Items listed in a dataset
+++

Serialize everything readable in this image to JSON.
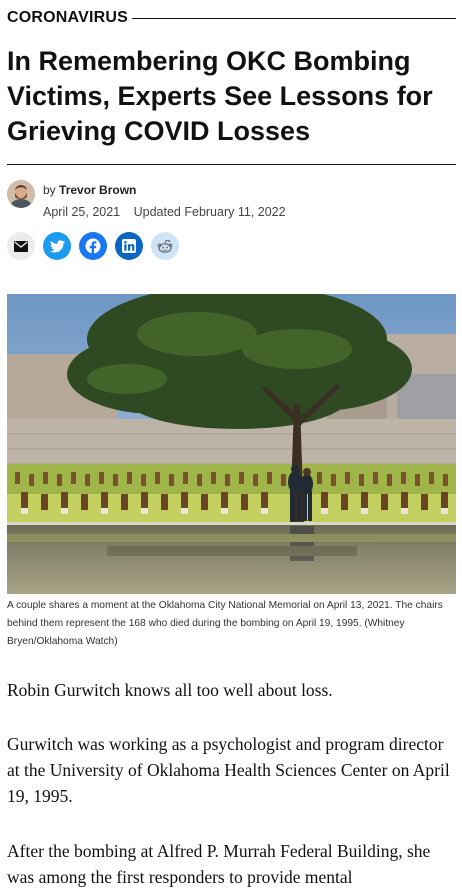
{
  "section": {
    "label": "CORONAVIRUS"
  },
  "headline": "In Remembering OKC Bombing Victims, Experts See Lessons for Grieving COVID Losses",
  "byline": {
    "prefix": "by",
    "author": "Trevor Brown",
    "published": "April 25, 2021",
    "updated": "Updated February 11, 2022"
  },
  "share": {
    "buttons": [
      {
        "name": "email",
        "icon": "envelope-icon",
        "color": "#ececec"
      },
      {
        "name": "twitter",
        "icon": "twitter-bird-icon",
        "color": "#1d9bf0"
      },
      {
        "name": "facebook",
        "icon": "facebook-icon",
        "color": "#1877f2"
      },
      {
        "name": "linkedin",
        "icon": "linkedin-icon",
        "color": "#0a66c2"
      },
      {
        "name": "reddit",
        "icon": "reddit-icon",
        "color": "#cfe3f7"
      }
    ]
  },
  "photo": {
    "caption": "A couple shares a moment at the Oklahoma City National Memorial on April 13, 2021. The chairs behind them represent the 168 who died during the bombing on April 19, 1995. (Whitney Bryen/Oklahoma Watch)"
  },
  "article": {
    "paragraphs": [
      "Robin Gurwitch knows all too well about loss.",
      "Gurwitch was working as a psychologist and program director at the University of Oklahoma Health Sciences Center on April 19, 1995.",
      "After the bombing at Alfred P. Murrah Federal Building, she was among the first responders to provide mental"
    ]
  }
}
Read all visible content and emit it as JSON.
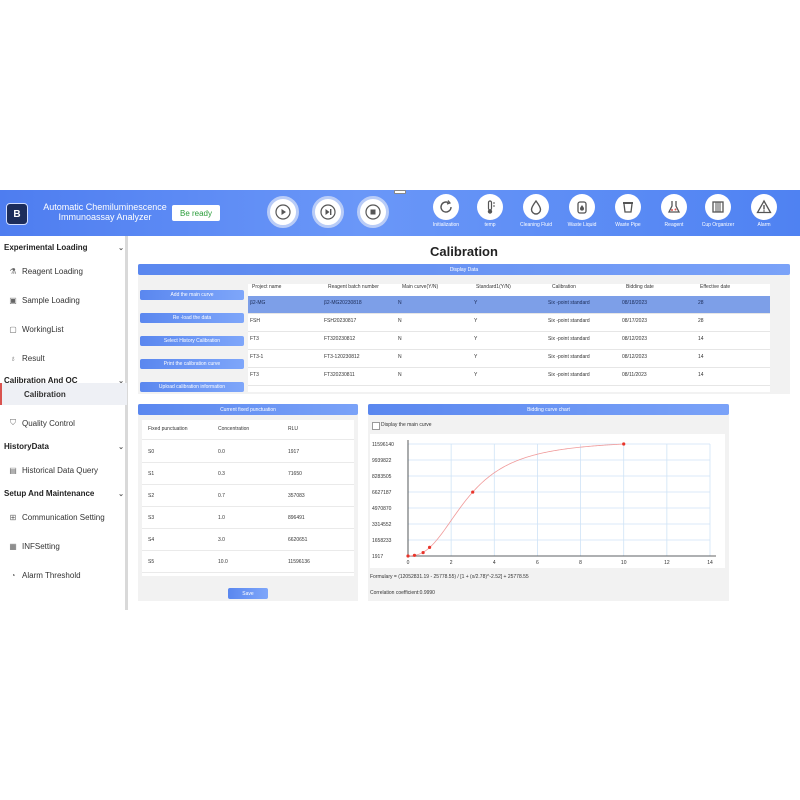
{
  "app": {
    "title_line1": "Automatic Chemiluminescence",
    "title_line2": "Immunoassay Analyzer",
    "logo_letter": "B",
    "status": "Be ready"
  },
  "toolbar": [
    {
      "label": "Initialization",
      "icon": "refresh-icon"
    },
    {
      "label": "temp",
      "icon": "thermometer-icon"
    },
    {
      "label": "Cleaning Fluid",
      "icon": "droplet-icon"
    },
    {
      "label": "Waste Liquid",
      "icon": "waste-liquid-icon"
    },
    {
      "label": "Waste Pipe",
      "icon": "waste-pipe-icon"
    },
    {
      "label": "Reagent",
      "icon": "reagent-icon"
    },
    {
      "label": "Cup Organizer",
      "icon": "cup-organizer-icon"
    },
    {
      "label": "Alarm",
      "icon": "alarm-icon"
    }
  ],
  "sidebar": {
    "groups": [
      {
        "label": "Experimental Loading",
        "items": [
          "Reagent Loading",
          "Sample Loading",
          "WorkingList",
          "Result"
        ]
      },
      {
        "label": "Calibration And QC",
        "items": [
          "Calibration",
          "Quality Control"
        ]
      },
      {
        "label": "HistoryData",
        "items": [
          "Historical Data Query"
        ]
      },
      {
        "label": "Setup And Maintenance",
        "items": [
          "Communication Setting",
          "INFSetting",
          "Alarm Threshold"
        ]
      }
    ]
  },
  "page": {
    "title": "Calibration",
    "display_data_label": "Display Data",
    "actions": [
      "Add the main curve",
      "Re -load the data",
      "Select History Calibration",
      "Print the calibration curve",
      "Upload calibration information"
    ]
  },
  "table": {
    "headers": [
      "Project name",
      "Reagent batch number",
      "Main curve(Y/N)",
      "Standard1(Y/N)",
      "Calibration",
      "Bidding date",
      "Effective date"
    ],
    "rows": [
      [
        "β2-MG",
        "β2-MG20230818",
        "N",
        "Y",
        "Six -point standard",
        "08/18/2023",
        "28"
      ],
      [
        "FSH",
        "FSH20230817",
        "N",
        "Y",
        "Six -point standard",
        "08/17/2023",
        "28"
      ],
      [
        "FT3",
        "FT320230812",
        "N",
        "Y",
        "Six -point standard",
        "08/12/2023",
        "14"
      ],
      [
        "FT3-1",
        "FT3-120230812",
        "N",
        "Y",
        "Six -point standard",
        "08/12/2023",
        "14"
      ],
      [
        "FT3",
        "FT320230811",
        "N",
        "Y",
        "Six -point standard",
        "08/11/2023",
        "14"
      ]
    ]
  },
  "fixed_points": {
    "title": "Current fixed punctuation",
    "headers": [
      "Fixed punctuation",
      "Concentration",
      "RLU"
    ],
    "rows": [
      [
        "S0",
        "0.0",
        "1917"
      ],
      [
        "S1",
        "0.3",
        "71650"
      ],
      [
        "S2",
        "0.7",
        "357083"
      ],
      [
        "S3",
        "1.0",
        "896491"
      ],
      [
        "S4",
        "3.0",
        "6620651"
      ],
      [
        "S5",
        "10.0",
        "11596136"
      ]
    ],
    "save_label": "Save"
  },
  "curve_panel": {
    "title": "Bidding curve chart",
    "checkbox_label": "Display the main curve",
    "formula": "Formulary = (12052831.19 - 25778.55) / [1 + (x/2.78)^-2.52] + 25778.55",
    "correlation": "Correlation coefficient:0.9990"
  },
  "chart_data": {
    "type": "scatter",
    "x_ticks": [
      0,
      2,
      4,
      6,
      8,
      10,
      12,
      14
    ],
    "y_ticks": [
      1917,
      1658233,
      3314552,
      4970870,
      6627187,
      8283505,
      9939822,
      11596140
    ],
    "xlim": [
      0,
      14
    ],
    "ylim": [
      1917,
      11596140
    ],
    "points": [
      [
        0,
        1917
      ],
      [
        0.3,
        71650
      ],
      [
        0.7,
        357083
      ],
      [
        1.0,
        896491
      ],
      [
        3.0,
        6620651
      ],
      [
        10.0,
        11596136
      ]
    ],
    "curve": {
      "a": 12052831.19,
      "d": 25778.55,
      "c": 2.78,
      "b": 2.52
    },
    "grid": true,
    "point_color": "#e8352b",
    "curve_color": "#f09a9a"
  }
}
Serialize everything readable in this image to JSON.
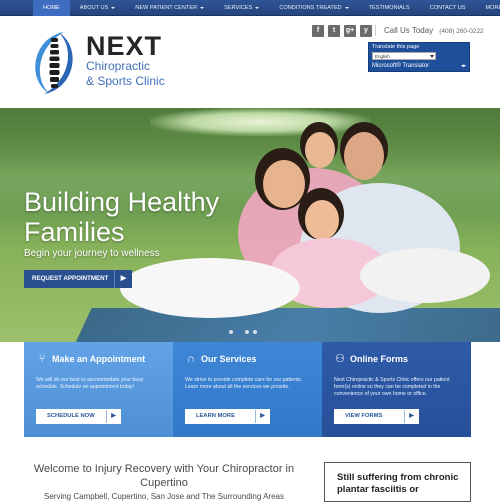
{
  "nav": {
    "items": [
      {
        "label": "Home",
        "active": true,
        "dropdown": false
      },
      {
        "label": "About Us",
        "active": false,
        "dropdown": true
      },
      {
        "label": "New Patient Center",
        "active": false,
        "dropdown": true
      },
      {
        "label": "Services",
        "active": false,
        "dropdown": true
      },
      {
        "label": "Conditions Treated",
        "active": false,
        "dropdown": true
      },
      {
        "label": "Testimonials",
        "active": false,
        "dropdown": false
      },
      {
        "label": "Contact Us",
        "active": false,
        "dropdown": false
      },
      {
        "label": "More",
        "active": false,
        "dropdown": true
      }
    ]
  },
  "header": {
    "brand_name": "NEXT",
    "brand_line1": "Chiropractic",
    "brand_line2": "& Sports Clinic",
    "social": [
      {
        "icon": "facebook-icon",
        "glyph": "f"
      },
      {
        "icon": "twitter-icon",
        "glyph": "t"
      },
      {
        "icon": "google-plus-icon",
        "glyph": "g+"
      },
      {
        "icon": "yelp-icon",
        "glyph": "y"
      }
    ],
    "call_label": "Call Us Today",
    "phone": "(408) 260-0222"
  },
  "translator": {
    "title": "Translate this page",
    "select_value": "English",
    "brand": "Microsoft® Translator",
    "icons": "◂▸"
  },
  "hero": {
    "title_line1": "Building Healthy",
    "title_line2": "Families",
    "subtitle": "Begin your journey to wellness",
    "button_label": "Request Appointment",
    "slides": 4,
    "active_slide": 1
  },
  "panels": [
    {
      "icon": "cutlery-icon",
      "glyph": "⑂",
      "title": "Make an Appointment",
      "body": "We will do our best to accommodate your busy schedule. Schedule an appointment today!",
      "button": "Schedule Now"
    },
    {
      "icon": "headset-icon",
      "glyph": "∩",
      "title": "Our Services",
      "body": "We strive to provide complete care for our patients. Learn more about all the services we provide.",
      "button": "Learn More"
    },
    {
      "icon": "online-forms-icon",
      "glyph": "⚇",
      "title": "Online Forms",
      "body": "Next Chiropractic & Sports Clinic offers our patient form(s) online so they can be completed in the convenience of your own home or office.",
      "button": "View Forms"
    }
  ],
  "content": {
    "welcome": "Welcome to Injury Recovery with Your Chiropractor in Cupertino",
    "serving": "Serving Campbell, Cupertino, San Jose and The Surrounding Areas",
    "callout": "Still suffering from chronic plantar fasciitis or"
  },
  "colors": {
    "nav": "#2f5596",
    "accent": "#3f6fb7",
    "panel1": "#5a9de3",
    "panel2": "#3a80d0",
    "panel3": "#2b55a1"
  }
}
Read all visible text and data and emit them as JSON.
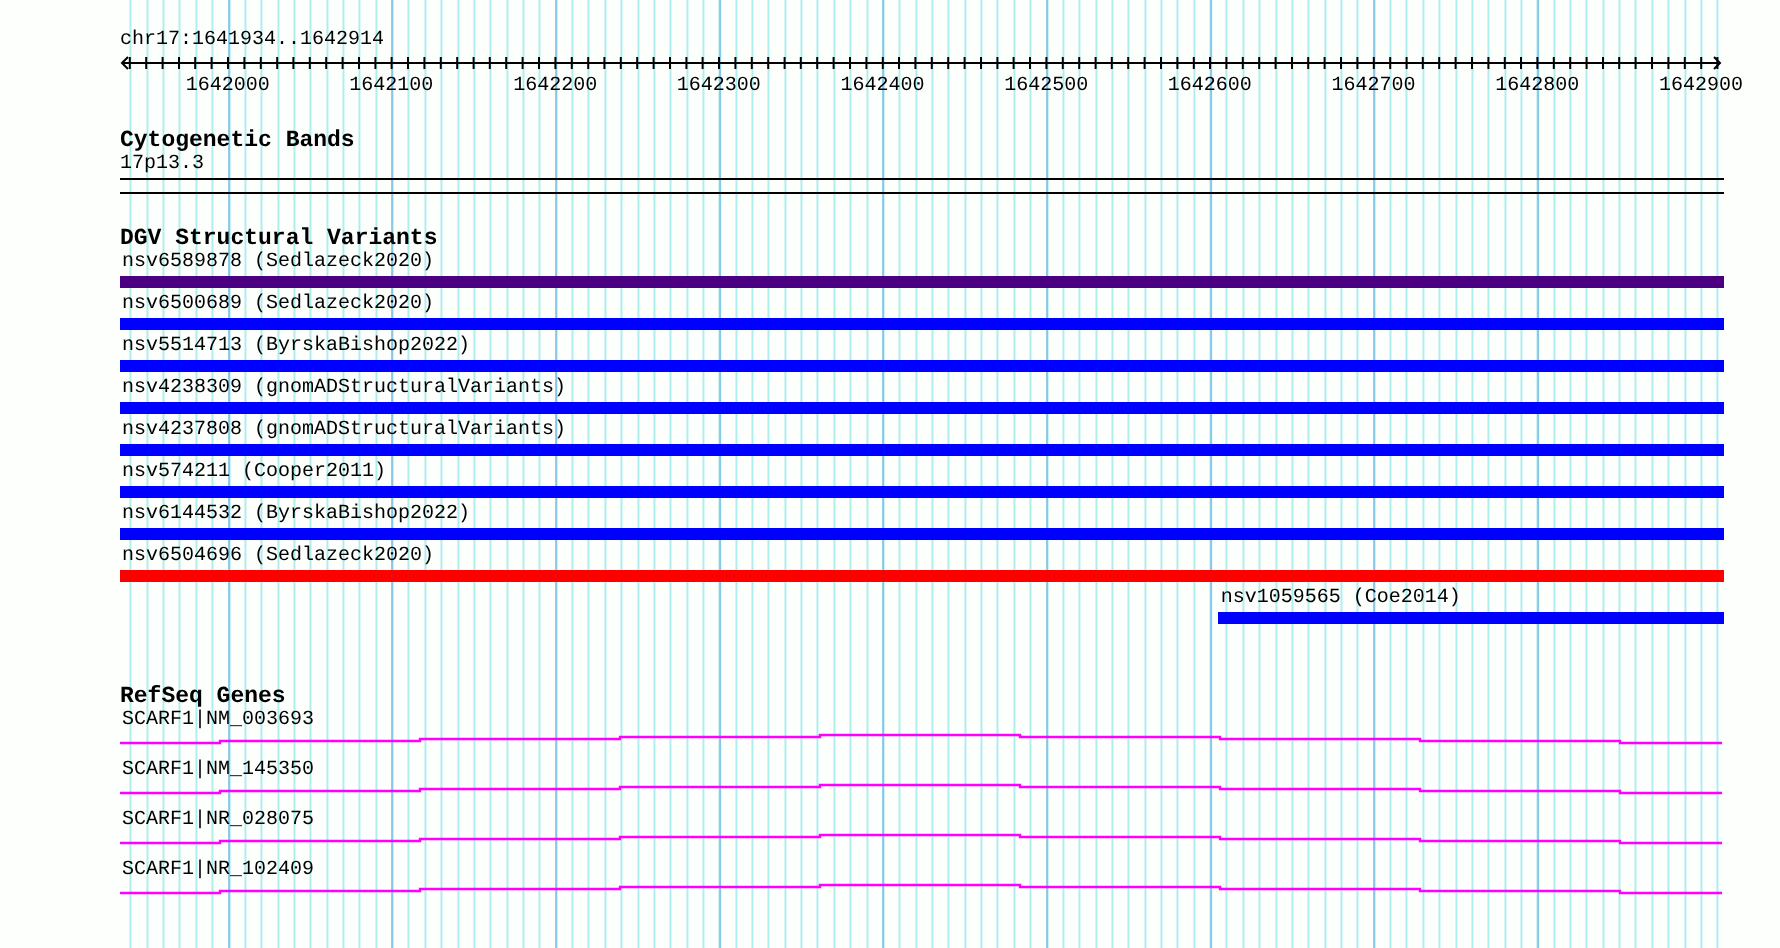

+++

Your task >> Among the entries, find each line that includes the string "punctuation" and copy it.

Problem solution >>
    "title": "Current fixed punctuation",
      "Fixed punctuation",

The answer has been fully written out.